**TASK TO CARRY OUT:** Tally every line of the listing below that holds "timestamp", then give the tally alone.

**PROVIDED DATA:**

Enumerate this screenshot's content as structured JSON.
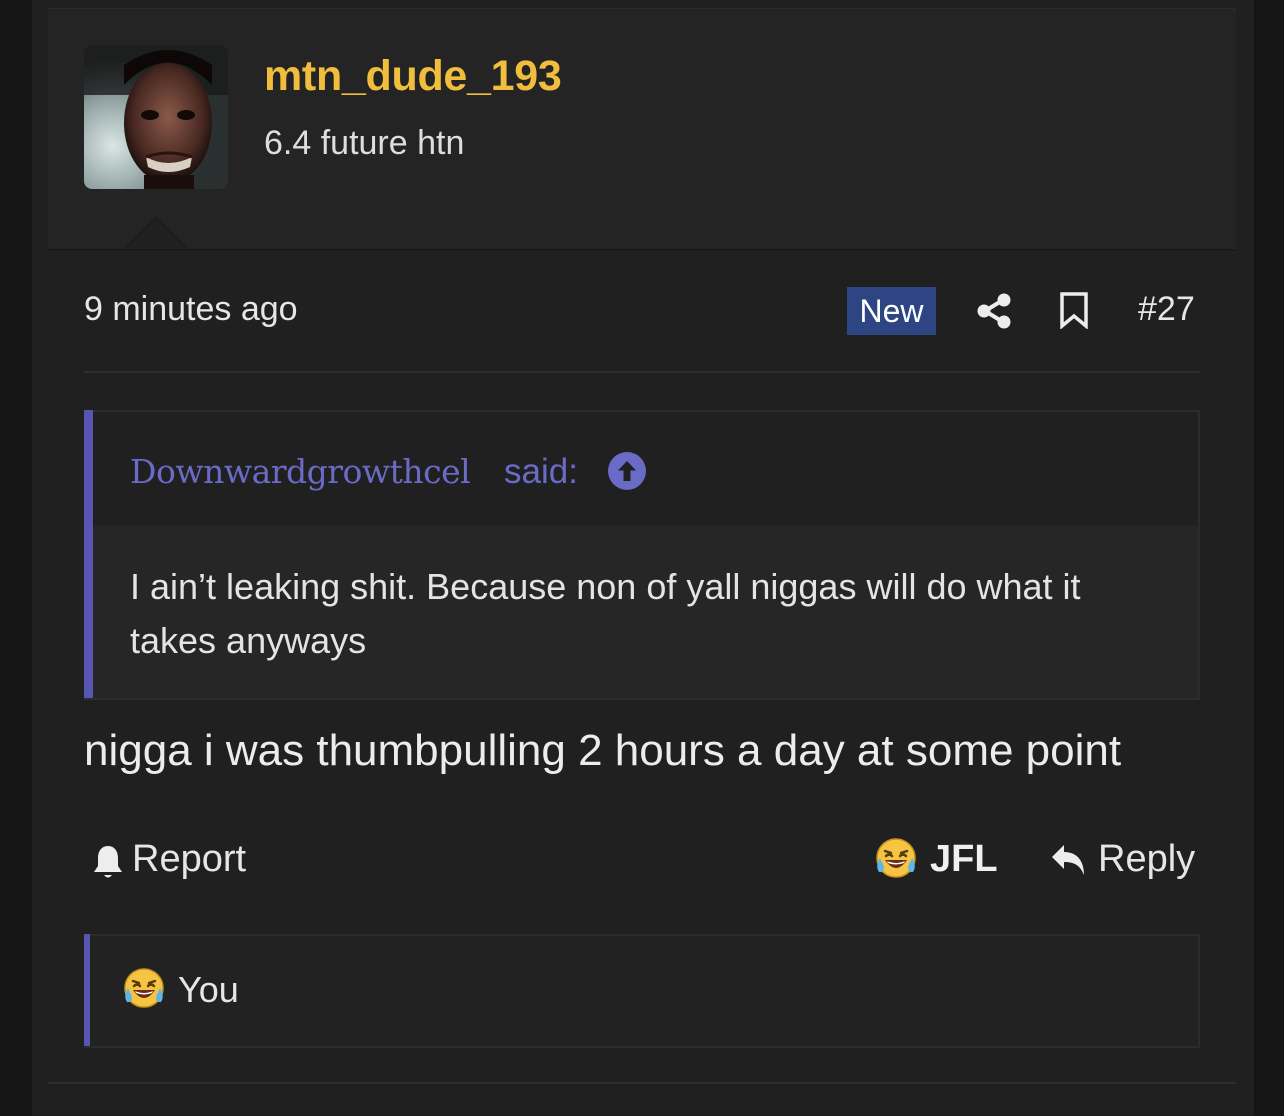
{
  "author": {
    "username": "mtn_dude_193",
    "user_title": "6.4 future htn",
    "avatar_icon": "user-avatar-photo"
  },
  "post_meta": {
    "timestamp": "9 minutes ago",
    "new_badge": "New",
    "post_number": "#27",
    "icons": [
      "share-icon",
      "bookmark-icon"
    ]
  },
  "quote": {
    "author": "Downwardgrowthcel",
    "said_label": "said:",
    "body": "I ain’t leaking shit. Because non of yall niggas will do what it takes anyways"
  },
  "post": {
    "body": "nigga i was thumbpulling 2 hours a day at some point"
  },
  "actions": {
    "report_label": "Report",
    "jfl_label": "JFL",
    "reply_label": "Reply"
  },
  "reactions": {
    "users": [
      "You"
    ]
  },
  "colors": {
    "username": "#f0bd3c",
    "accent": "#5757b2",
    "quote_author": "#6a6ac7",
    "new_badge": "#2d4683"
  }
}
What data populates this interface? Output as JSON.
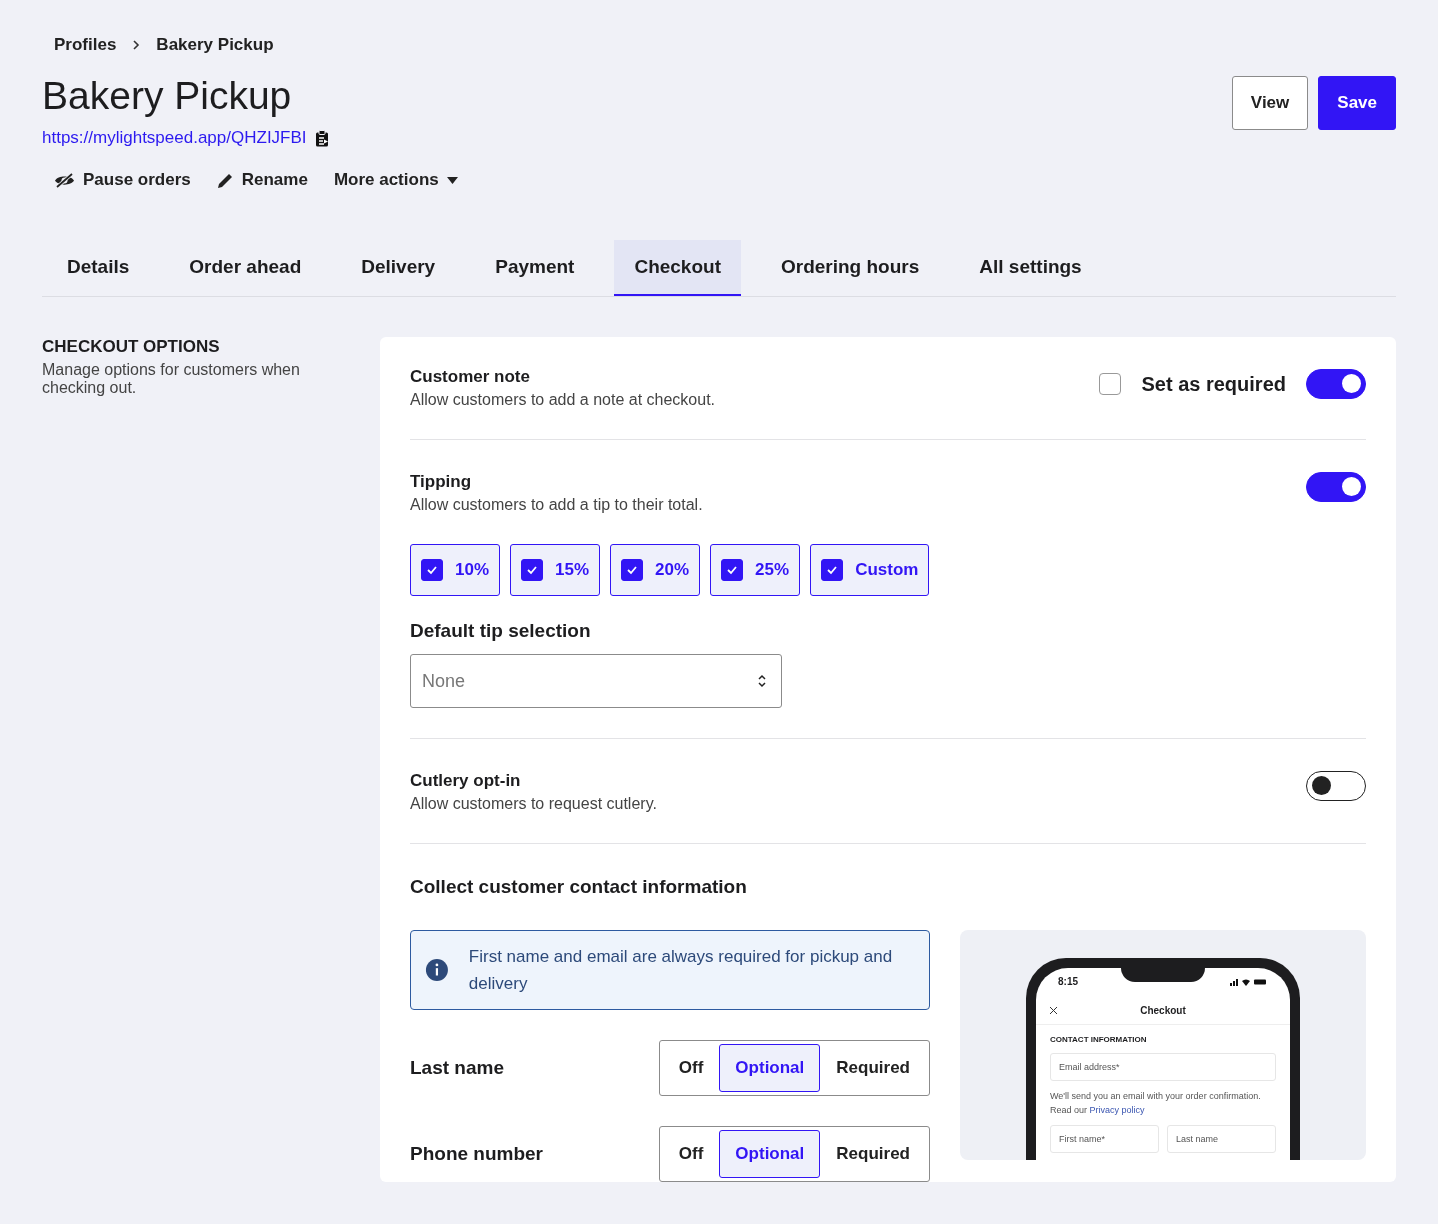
{
  "breadcrumb": [
    {
      "label": "Profiles"
    },
    {
      "label": "Bakery Pickup"
    }
  ],
  "title": "Bakery Pickup",
  "url": "https://mylightspeed.app/QHZIJFBI",
  "header_buttons": [
    {
      "label": "View",
      "kind": "secondary"
    },
    {
      "label": "Save",
      "kind": "primary"
    }
  ],
  "actions": [
    {
      "label": "Pause orders",
      "kind": "pause"
    },
    {
      "label": "Rename",
      "kind": "rename"
    },
    {
      "label": "More actions",
      "kind": "menu"
    }
  ],
  "tabs": [
    {
      "label": "Details",
      "selected": false
    },
    {
      "label": "Order ahead",
      "selected": false
    },
    {
      "label": "Delivery",
      "selected": false
    },
    {
      "label": "Payment",
      "selected": false
    },
    {
      "label": "Checkout",
      "selected": true
    },
    {
      "label": "Ordering hours",
      "selected": false
    },
    {
      "label": "All settings",
      "selected": false
    }
  ],
  "section": {
    "heading": "CHECKOUT OPTIONS",
    "description": "Manage options for customers when checking out."
  },
  "customer_note": {
    "title": "Customer note",
    "description": "Allow customers to add a note at checkout.",
    "required_label": "Set as required",
    "required_checked": false,
    "on": true
  },
  "tipping": {
    "title": "Tipping",
    "description": "Allow customers to add a tip to their total.",
    "on": true,
    "options": [
      {
        "label": "10%",
        "checked": true
      },
      {
        "label": "15%",
        "checked": true
      },
      {
        "label": "20%",
        "checked": true
      },
      {
        "label": "25%",
        "checked": true
      },
      {
        "label": "Custom",
        "checked": true
      }
    ],
    "default_label": "Default tip selection",
    "default_value": "None"
  },
  "cutlery": {
    "title": "Cutlery opt-in",
    "description": "Allow customers to request cutlery.",
    "on": false
  },
  "contact": {
    "title": "Collect customer contact information",
    "info": "First name and email are always required for pickup and delivery",
    "fields": [
      {
        "label": "Last name",
        "options": [
          {
            "label": "Off",
            "selected": false
          },
          {
            "label": "Optional",
            "selected": true
          },
          {
            "label": "Required",
            "selected": false
          }
        ]
      },
      {
        "label": "Phone number",
        "options": [
          {
            "label": "Off",
            "selected": false
          },
          {
            "label": "Optional",
            "selected": true
          },
          {
            "label": "Required",
            "selected": false
          }
        ]
      }
    ],
    "preview": {
      "time": "8:15",
      "title": "Checkout",
      "section": "CONTACT INFORMATION",
      "email": "Email address*",
      "note": "We'll send you an email with your order confirmation. Read our",
      "link": "Privacy policy",
      "first_name": "First name*",
      "last_name": "Last name"
    }
  }
}
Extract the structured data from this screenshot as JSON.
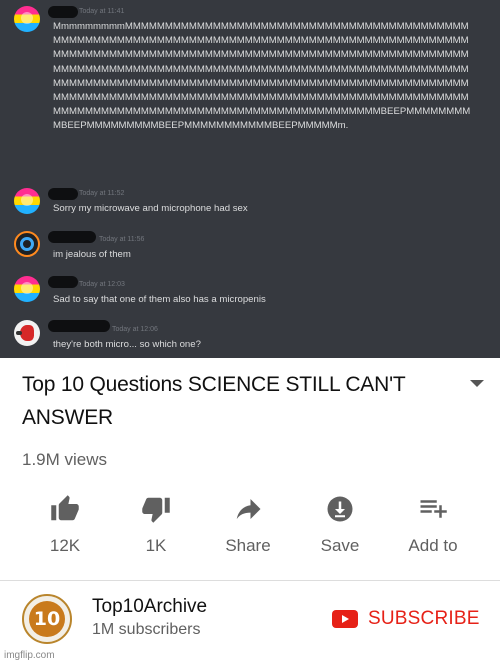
{
  "chat": {
    "messages": [
      {
        "avatar": "pansexual-flag-avatar",
        "timestamp": "Today at 11:41",
        "text": "MmmmmmmmmMMMMMMMMMMMMMMMMMMMMMMMMMMMMMMMMMMMMMMMMMMMMMMMMMMMMMMMMMMMMMMMMMMMMMMMMMMMMMMMMMMMMMMMMMMMMMMMMMMMMMMMMMMMMMMMMMMMMMMMMMMMMMMMMMMMMMMMMMMMMMMMMMMMMMMMMMMMMMMMMMMMMMMMMMMMMMMMMMMMMMMMMMMMMMMMMMMMMMMMMMMMMMMMMMMMMMMMMMMMMMMMMMMMMMMMMMMMMMMMMMMMMMMMMMMMMMMMMMMMMMMMMMMMMMMMMMMMMMMMMMMMMMMMMMMMMMMMMMMMMMMMMMMMMMMMMMMMMMMMMMMMMMMMMMMMMMMMMMMMMMMMMBEEPMMMMMMMMMBEEPMMMMMMMMMBEEPMMMMMMMMMMMBEEPMMMMMm."
      },
      {
        "avatar": "pansexual-flag-avatar",
        "timestamp": "Today at 11:52",
        "text": "Sorry my microwave and microphone had sex"
      },
      {
        "avatar": "portal-avatar",
        "timestamp": "Today at 11:56",
        "text": "im jealous of them"
      },
      {
        "avatar": "pansexual-flag-avatar",
        "timestamp": "Today at 12:03",
        "text": "Sad to say that one of them also has a micropenis"
      },
      {
        "avatar": "red-bird-avatar",
        "timestamp": "Today at 12:06",
        "text": "they're both micro... so which one?"
      }
    ]
  },
  "video": {
    "title": "Top 10 Questions SCIENCE STILL CAN'T ANSWER",
    "views": "1.9M views",
    "actions": [
      {
        "icon": "thumbs-up-icon",
        "label": "12K"
      },
      {
        "icon": "thumbs-down-icon",
        "label": "1K"
      },
      {
        "icon": "share-icon",
        "label": "Share"
      },
      {
        "icon": "save-icon",
        "label": "Save"
      },
      {
        "icon": "add-to-playlist-icon",
        "label": "Add to"
      }
    ]
  },
  "channel": {
    "logo_text": "10",
    "name": "Top10Archive",
    "subscribers": "1M subscribers",
    "subscribe_label": "SUBSCRIBE"
  },
  "watermark": "imgflip.com",
  "colors": {
    "discord_bg": "#36393f",
    "youtube_red": "#e62117",
    "muted_text": "#606060"
  }
}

**RESULT OF THE TASK:** 6